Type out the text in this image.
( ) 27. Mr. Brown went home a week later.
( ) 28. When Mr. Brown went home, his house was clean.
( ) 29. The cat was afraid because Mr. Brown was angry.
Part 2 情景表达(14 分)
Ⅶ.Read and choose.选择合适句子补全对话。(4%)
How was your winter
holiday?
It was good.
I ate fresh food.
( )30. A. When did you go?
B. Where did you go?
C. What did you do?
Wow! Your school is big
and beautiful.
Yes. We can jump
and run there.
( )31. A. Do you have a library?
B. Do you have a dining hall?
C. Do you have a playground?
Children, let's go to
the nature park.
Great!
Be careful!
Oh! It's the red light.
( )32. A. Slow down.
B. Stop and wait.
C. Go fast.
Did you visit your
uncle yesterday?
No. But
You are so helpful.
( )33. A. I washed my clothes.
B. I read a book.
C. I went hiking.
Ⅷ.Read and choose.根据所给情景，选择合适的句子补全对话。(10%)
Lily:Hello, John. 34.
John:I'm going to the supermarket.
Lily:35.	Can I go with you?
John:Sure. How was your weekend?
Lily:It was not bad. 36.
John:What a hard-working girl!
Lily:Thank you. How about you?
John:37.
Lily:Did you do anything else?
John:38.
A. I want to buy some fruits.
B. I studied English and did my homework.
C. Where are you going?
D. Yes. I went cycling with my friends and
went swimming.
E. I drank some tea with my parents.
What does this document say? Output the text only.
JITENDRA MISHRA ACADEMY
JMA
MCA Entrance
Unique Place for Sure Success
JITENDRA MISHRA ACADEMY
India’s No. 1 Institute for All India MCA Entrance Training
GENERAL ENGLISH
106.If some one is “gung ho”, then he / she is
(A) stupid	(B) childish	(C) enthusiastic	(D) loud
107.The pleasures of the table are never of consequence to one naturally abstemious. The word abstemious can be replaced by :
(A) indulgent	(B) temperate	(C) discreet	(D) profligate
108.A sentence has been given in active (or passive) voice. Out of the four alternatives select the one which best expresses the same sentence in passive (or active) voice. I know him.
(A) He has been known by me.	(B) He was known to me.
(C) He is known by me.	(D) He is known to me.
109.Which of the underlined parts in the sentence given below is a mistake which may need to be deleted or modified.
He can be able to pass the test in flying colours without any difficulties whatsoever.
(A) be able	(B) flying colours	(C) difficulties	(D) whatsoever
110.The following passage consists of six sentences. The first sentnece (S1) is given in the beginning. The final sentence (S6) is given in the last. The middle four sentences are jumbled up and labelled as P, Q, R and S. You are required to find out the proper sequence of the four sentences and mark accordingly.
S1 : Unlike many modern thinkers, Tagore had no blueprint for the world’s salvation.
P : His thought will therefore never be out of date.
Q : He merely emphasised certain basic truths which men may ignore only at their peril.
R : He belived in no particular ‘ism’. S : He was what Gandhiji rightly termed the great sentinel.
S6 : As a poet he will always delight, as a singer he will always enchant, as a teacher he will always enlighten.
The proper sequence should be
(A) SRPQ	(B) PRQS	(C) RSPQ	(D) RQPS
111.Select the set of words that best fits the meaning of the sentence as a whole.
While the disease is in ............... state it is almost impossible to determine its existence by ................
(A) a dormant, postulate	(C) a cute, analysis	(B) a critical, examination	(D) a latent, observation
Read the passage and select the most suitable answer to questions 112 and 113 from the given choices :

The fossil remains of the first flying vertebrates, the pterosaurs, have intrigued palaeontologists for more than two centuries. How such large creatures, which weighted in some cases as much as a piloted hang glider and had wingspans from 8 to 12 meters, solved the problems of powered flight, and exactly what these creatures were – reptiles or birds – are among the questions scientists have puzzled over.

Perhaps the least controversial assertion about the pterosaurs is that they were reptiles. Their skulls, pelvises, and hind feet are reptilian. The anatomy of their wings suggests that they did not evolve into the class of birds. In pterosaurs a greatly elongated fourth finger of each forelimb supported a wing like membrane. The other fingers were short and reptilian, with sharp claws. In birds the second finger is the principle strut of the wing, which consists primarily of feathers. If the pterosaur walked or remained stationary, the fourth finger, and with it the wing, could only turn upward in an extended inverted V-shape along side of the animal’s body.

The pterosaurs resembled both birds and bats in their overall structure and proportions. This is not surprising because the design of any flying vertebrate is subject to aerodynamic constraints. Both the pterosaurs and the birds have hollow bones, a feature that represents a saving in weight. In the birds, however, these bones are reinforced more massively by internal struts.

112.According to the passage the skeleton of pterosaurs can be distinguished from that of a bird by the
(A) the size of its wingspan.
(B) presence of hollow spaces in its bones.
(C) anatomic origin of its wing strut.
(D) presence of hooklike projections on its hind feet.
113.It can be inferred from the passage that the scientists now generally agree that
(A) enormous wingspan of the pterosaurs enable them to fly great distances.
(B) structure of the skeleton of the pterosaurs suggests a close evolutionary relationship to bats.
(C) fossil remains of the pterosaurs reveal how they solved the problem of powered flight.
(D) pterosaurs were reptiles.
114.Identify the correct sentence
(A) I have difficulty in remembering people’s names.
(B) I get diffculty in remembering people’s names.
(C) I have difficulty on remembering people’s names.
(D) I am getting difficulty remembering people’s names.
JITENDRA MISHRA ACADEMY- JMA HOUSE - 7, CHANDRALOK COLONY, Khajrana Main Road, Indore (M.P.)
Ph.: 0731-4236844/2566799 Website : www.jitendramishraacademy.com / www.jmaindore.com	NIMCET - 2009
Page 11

Exercise description:
Transcribe each entry precisely, missing none.

Complete output:
Type out the text in this image.
( ) 27. Mr. Brown went home a week later.
( ) 28. When Mr. Brown went home, his house was clean.
( ) 29. The cat was afraid because Mr. Brown was angry.
Part 2 情景表达(14 分)
Ⅶ.Read and choose.选择合适句子补全对话。(4%)
How was your winter
holiday?
It was good.
I ate fresh food.
( )30. A. When did you go?
B. Where did you go?
C. What did you do?
Wow! Your school is big
and beautiful.
Yes. We can jump
and run there.
( )31. A. Do you have a library?
B. Do you have a dining hall?
C. Do you have a playground?
Children, let's go to
the nature park.
Great!
Be careful!
Oh! It's the red light.
( )32. A. Slow down.
B. Stop and wait.
C. Go fast.
Did you visit your
uncle yesterday?
No. But
You are so helpful.
( )33. A. I washed my clothes.
B. I read a book.
C. I went hiking.
Ⅷ.Read and choose.根据所给情景，选择合适的句子补全对话。(10%)
Lily:Hello, John. 34.
John:I'm going to the supermarket.
Lily:35.	Can I go with you?
John:Sure. How was your weekend?
Lily:It was not bad. 36.
John:What a hard-working girl!
Lily:Thank you. How about you?
John:37.
Lily:Did you do anything else?
John:38.
A. I want to buy some fruits.
B. I studied English and did my homework.
C. Where are you going?
D. Yes. I went cycling with my friends and
went swimming.
E. I drank some tea with my parents.
What does this document say? Output the text only.
JITENDRA MISHRA ACADEMY
JMA
MCA Entrance
Unique Place for Sure Success
JITENDRA MISHRA ACADEMY
India’s No. 1 Institute for All India MCA Entrance Training
GENERAL ENGLISH
106.If some one is “gung ho”, then he / she is
(A) stupid	(B) childish	(C) enthusiastic	(D) loud
107.The pleasures of the table are never of consequence to one naturally abstemious. The word abstemious can be replaced by :
(A) indulgent	(B) temperate	(C) discreet	(D) profligate
108.A sentence has been given in active (or passive) voice. Out of the four alternatives select the one which best expresses the same sentence in passive (or active) voice. I know him.
(A) He has been known by me.	(B) He was known to me.
(C) He is known by me.	(D) He is known to me.
109.Which of the underlined parts in the sentence given below is a mistake which may need to be deleted or modified.
He can be able to pass the test in flying colours without any difficulties whatsoever.
(A) be able	(B) flying colours	(C) difficulties	(D) whatsoever
110.The following passage consists of six sentences. The first sentnece (S1) is given in the beginning. The final sentence (S6) is given in the last. The middle four sentences are jumbled up and labelled as P, Q, R and S. You are required to find out the proper sequence of the four sentences and mark accordingly.
S1 : Unlike many modern thinkers, Tagore had no blueprint for the world’s salvation.
P : His thought will therefore never be out of date.
Q : He merely emphasised certain basic truths which men may ignore only at their peril.
R : He belived in no particular ‘ism’. S : He was what Gandhiji rightly termed the great sentinel.
S6 : As a poet he will always delight, as a singer he will always enchant, as a teacher he will always enlighten.
The proper sequence should be
(A) SRPQ	(B) PRQS	(C) RSPQ	(D) RQPS
111.Select the set of words that best fits the meaning of the sentence as a whole.
While the disease is in ............... state it is almost impossible to determine its existence by ................
(A) a dormant, postulate	(C) a cute, analysis	(B) a critical, examination	(D) a latent, observation
Read the passage and select the most suitable answer to questions 112 and 113 from the given choices :

The fossil remains of the first flying vertebrates, the pterosaurs, have intrigued palaeontologists for more than two centuries. How such large creatures, which weighted in some cases as much as a piloted hang glider and had wingspans from 8 to 12 meters, solved the problems of powered flight, and exactly what these creatures were – reptiles or birds – are among the questions scientists have puzzled over.

Perhaps the least controversial assertion about the pterosaurs is that they were reptiles. Their skulls, pelvises, and hind feet are reptilian. The anatomy of their wings suggests that they did not evolve into the class of birds. In pterosaurs a greatly elongated fourth finger of each forelimb supported a wing like membrane. The other fingers were short and reptilian, with sharp claws. In birds the second finger is the principle strut of the wing, which consists primarily of feathers. If the pterosaur walked or remained stationary, the fourth finger, and with it the wing, could only turn upward in an extended inverted V-shape along side of the animal’s body.

The pterosaurs resembled both birds and bats in their overall structure and proportions. This is not surprising because the design of any flying vertebrate is subject to aerodynamic constraints. Both the pterosaurs and the birds have hollow bones, a feature that represents a saving in weight. In the birds, however, these bones are reinforced more massively by internal struts.

112.According to the passage the skeleton of pterosaurs can be distinguished from that of a bird by the
(A) the size of its wingspan.
(B) presence of hollow spaces in its bones.
(C) anatomic origin of its wing strut.
(D) presence of hooklike projections on its hind feet.
113.It can be inferred from the passage that the scientists now generally agree that
(A) enormous wingspan of the pterosaurs enable them to fly great distances.
(B) structure of the skeleton of the pterosaurs suggests a close evolutionary relationship to bats.
(C) fossil remains of the pterosaurs reveal how they solved the problem of powered flight.
(D) pterosaurs were reptiles.
114.Identify the correct sentence
(A) I have difficulty in remembering people’s names.
(B) I get diffculty in remembering people’s names.
(C) I have difficulty on remembering people’s names.
(D) I am getting difficulty remembering people’s names.
JITENDRA MISHRA ACADEMY- JMA HOUSE - 7, CHANDRALOK COLONY, Khajrana Main Road, Indore (M.P.)
Ph.: 0731-4236844/2566799 Website : www.jitendramishraacademy.com / www.jmaindore.com	NIMCET - 2009
Page 11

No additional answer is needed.